▸ **EXERCISE**: Exact repetition of every entry is required.

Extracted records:
--------------------------------

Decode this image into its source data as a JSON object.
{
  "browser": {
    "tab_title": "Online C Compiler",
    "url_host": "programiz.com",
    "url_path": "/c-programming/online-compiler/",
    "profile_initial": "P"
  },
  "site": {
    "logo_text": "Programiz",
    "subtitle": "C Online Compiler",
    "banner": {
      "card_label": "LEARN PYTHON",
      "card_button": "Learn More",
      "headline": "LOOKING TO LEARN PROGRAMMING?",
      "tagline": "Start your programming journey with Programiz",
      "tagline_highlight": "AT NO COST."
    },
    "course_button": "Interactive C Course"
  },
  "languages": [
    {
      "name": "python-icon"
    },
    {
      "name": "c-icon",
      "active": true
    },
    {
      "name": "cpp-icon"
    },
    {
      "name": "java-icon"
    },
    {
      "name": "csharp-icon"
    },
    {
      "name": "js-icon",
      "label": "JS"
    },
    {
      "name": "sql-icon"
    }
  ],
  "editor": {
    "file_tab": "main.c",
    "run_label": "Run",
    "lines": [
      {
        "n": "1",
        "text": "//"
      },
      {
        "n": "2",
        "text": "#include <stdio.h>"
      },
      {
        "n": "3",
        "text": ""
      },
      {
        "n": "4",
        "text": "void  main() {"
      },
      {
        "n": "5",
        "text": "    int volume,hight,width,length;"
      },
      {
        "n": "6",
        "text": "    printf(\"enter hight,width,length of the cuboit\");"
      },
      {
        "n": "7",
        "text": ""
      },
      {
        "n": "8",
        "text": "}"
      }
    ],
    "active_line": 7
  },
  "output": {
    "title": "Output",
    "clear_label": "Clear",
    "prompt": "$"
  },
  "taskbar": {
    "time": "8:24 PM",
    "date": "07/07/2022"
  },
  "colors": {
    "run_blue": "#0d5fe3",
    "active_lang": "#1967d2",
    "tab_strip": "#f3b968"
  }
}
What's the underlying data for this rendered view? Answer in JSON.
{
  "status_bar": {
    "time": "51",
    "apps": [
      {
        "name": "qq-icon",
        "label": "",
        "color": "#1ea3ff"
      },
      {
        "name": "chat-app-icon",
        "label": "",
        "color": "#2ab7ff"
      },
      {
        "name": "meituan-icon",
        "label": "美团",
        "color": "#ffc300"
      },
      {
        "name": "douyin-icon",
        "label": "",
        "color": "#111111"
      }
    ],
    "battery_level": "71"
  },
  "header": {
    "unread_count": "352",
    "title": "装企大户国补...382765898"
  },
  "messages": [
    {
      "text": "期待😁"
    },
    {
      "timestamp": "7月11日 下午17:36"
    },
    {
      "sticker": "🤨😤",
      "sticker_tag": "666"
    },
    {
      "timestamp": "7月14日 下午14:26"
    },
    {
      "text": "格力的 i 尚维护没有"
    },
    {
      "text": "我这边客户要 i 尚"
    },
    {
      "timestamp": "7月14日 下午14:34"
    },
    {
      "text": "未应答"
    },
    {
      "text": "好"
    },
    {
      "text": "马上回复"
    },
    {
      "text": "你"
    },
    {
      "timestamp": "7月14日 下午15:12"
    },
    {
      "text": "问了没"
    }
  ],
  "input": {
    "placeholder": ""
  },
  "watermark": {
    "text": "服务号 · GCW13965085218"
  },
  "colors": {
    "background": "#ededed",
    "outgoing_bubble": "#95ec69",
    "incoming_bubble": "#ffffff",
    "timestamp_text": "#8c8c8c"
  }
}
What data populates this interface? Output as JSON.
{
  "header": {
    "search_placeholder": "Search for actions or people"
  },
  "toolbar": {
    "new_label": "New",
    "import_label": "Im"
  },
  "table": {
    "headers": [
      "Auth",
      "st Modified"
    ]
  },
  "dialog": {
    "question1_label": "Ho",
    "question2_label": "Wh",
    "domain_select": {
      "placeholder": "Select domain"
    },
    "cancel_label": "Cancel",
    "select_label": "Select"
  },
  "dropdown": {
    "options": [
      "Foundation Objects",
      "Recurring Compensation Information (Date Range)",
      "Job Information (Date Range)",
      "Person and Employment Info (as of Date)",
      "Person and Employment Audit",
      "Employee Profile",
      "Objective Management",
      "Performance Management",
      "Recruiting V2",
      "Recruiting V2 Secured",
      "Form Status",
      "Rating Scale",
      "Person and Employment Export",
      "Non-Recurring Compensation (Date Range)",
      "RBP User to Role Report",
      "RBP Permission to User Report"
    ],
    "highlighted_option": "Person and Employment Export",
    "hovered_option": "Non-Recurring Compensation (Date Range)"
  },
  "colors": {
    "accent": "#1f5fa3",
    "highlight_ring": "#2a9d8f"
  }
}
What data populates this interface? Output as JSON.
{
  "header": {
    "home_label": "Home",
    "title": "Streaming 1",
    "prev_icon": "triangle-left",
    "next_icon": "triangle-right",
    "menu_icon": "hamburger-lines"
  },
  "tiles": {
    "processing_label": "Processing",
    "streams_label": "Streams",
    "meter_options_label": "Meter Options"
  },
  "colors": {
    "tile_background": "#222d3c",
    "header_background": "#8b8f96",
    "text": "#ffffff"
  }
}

--------------------------------

▸ **TASK OUTPUT**:
Decode this image into its source data as a JSON object.
{
  "browser": {
    "tab_title": "Online C Compiler",
    "url_host": "programiz.com",
    "url_path": "/c-programming/online-compiler/",
    "profile_initial": "P"
  },
  "site": {
    "logo_text": "Programiz",
    "subtitle": "C Online Compiler",
    "banner": {
      "card_label": "LEARN PYTHON",
      "card_button": "Learn More",
      "headline": "LOOKING TO LEARN PROGRAMMING?",
      "tagline": "Start your programming journey with Programiz",
      "tagline_highlight": "AT NO COST."
    },
    "course_button": "Interactive C Course"
  },
  "languages": [
    {
      "name": "python-icon"
    },
    {
      "name": "c-icon",
      "active": true
    },
    {
      "name": "cpp-icon"
    },
    {
      "name": "java-icon"
    },
    {
      "name": "csharp-icon"
    },
    {
      "name": "js-icon",
      "label": "JS"
    },
    {
      "name": "sql-icon"
    }
  ],
  "editor": {
    "file_tab": "main.c",
    "run_label": "Run",
    "lines": [
      {
        "n": "1",
        "text": "//"
      },
      {
        "n": "2",
        "text": "#include <stdio.h>"
      },
      {
        "n": "3",
        "text": ""
      },
      {
        "n": "4",
        "text": "void  main() {"
      },
      {
        "n": "5",
        "text": "    int volume,hight,width,length;"
      },
      {
        "n": "6",
        "text": "    printf(\"enter hight,width,length of the cuboit\");"
      },
      {
        "n": "7",
        "text": ""
      },
      {
        "n": "8",
        "text": "}"
      }
    ],
    "active_line": 7
  },
  "output": {
    "title": "Output",
    "clear_label": "Clear",
    "prompt": "$"
  },
  "taskbar": {
    "time": "8:24 PM",
    "date": "07/07/2022"
  },
  "colors": {
    "run_blue": "#0d5fe3",
    "active_lang": "#1967d2",
    "tab_strip": "#f3b968"
  }
}
What's the underlying data for this rendered view? Answer in JSON.
{
  "status_bar": {
    "time": "51",
    "apps": [
      {
        "name": "qq-icon",
        "label": "",
        "color": "#1ea3ff"
      },
      {
        "name": "chat-app-icon",
        "label": "",
        "color": "#2ab7ff"
      },
      {
        "name": "meituan-icon",
        "label": "美团",
        "color": "#ffc300"
      },
      {
        "name": "douyin-icon",
        "label": "",
        "color": "#111111"
      }
    ],
    "battery_level": "71"
  },
  "header": {
    "unread_count": "352",
    "title": "装企大户国补...382765898"
  },
  "messages": [
    {
      "text": "期待😁"
    },
    {
      "timestamp": "7月11日 下午17:36"
    },
    {
      "sticker": "🤨😤",
      "sticker_tag": "666"
    },
    {
      "timestamp": "7月14日 下午14:26"
    },
    {
      "text": "格力的 i 尚维护没有"
    },
    {
      "text": "我这边客户要 i 尚"
    },
    {
      "timestamp": "7月14日 下午14:34"
    },
    {
      "text": "未应答"
    },
    {
      "text": "好"
    },
    {
      "text": "马上回复"
    },
    {
      "text": "你"
    },
    {
      "timestamp": "7月14日 下午15:12"
    },
    {
      "text": "问了没"
    }
  ],
  "input": {
    "placeholder": ""
  },
  "watermark": {
    "text": "服务号 · GCW13965085218"
  },
  "colors": {
    "background": "#ededed",
    "outgoing_bubble": "#95ec69",
    "incoming_bubble": "#ffffff",
    "timestamp_text": "#8c8c8c"
  }
}
What data populates this interface? Output as JSON.
{
  "header": {
    "search_placeholder": "Search for actions or people"
  },
  "toolbar": {
    "new_label": "New",
    "import_label": "Im"
  },
  "table": {
    "headers": [
      "Auth",
      "st Modified"
    ]
  },
  "dialog": {
    "question1_label": "Ho",
    "question2_label": "Wh",
    "domain_select": {
      "placeholder": "Select domain"
    },
    "cancel_label": "Cancel",
    "select_label": "Select"
  },
  "dropdown": {
    "options": [
      "Foundation Objects",
      "Recurring Compensation Information (Date Range)",
      "Job Information (Date Range)",
      "Person and Employment Info (as of Date)",
      "Person and Employment Audit",
      "Employee Profile",
      "Objective Management",
      "Performance Management",
      "Recruiting V2",
      "Recruiting V2 Secured",
      "Form Status",
      "Rating Scale",
      "Person and Employment Export",
      "Non-Recurring Compensation (Date Range)",
      "RBP User to Role Report",
      "RBP Permission to User Report"
    ],
    "highlighted_option": "Person and Employment Export",
    "hovered_option": "Non-Recurring Compensation (Date Range)"
  },
  "colors": {
    "accent": "#1f5fa3",
    "highlight_ring": "#2a9d8f"
  }
}
What data populates this interface? Output as JSON.
{
  "header": {
    "home_label": "Home",
    "title": "Streaming 1",
    "prev_icon": "triangle-left",
    "next_icon": "triangle-right",
    "menu_icon": "hamburger-lines"
  },
  "tiles": {
    "processing_label": "Processing",
    "streams_label": "Streams",
    "meter_options_label": "Meter Options"
  },
  "colors": {
    "tile_background": "#222d3c",
    "header_background": "#8b8f96",
    "text": "#ffffff"
  }
}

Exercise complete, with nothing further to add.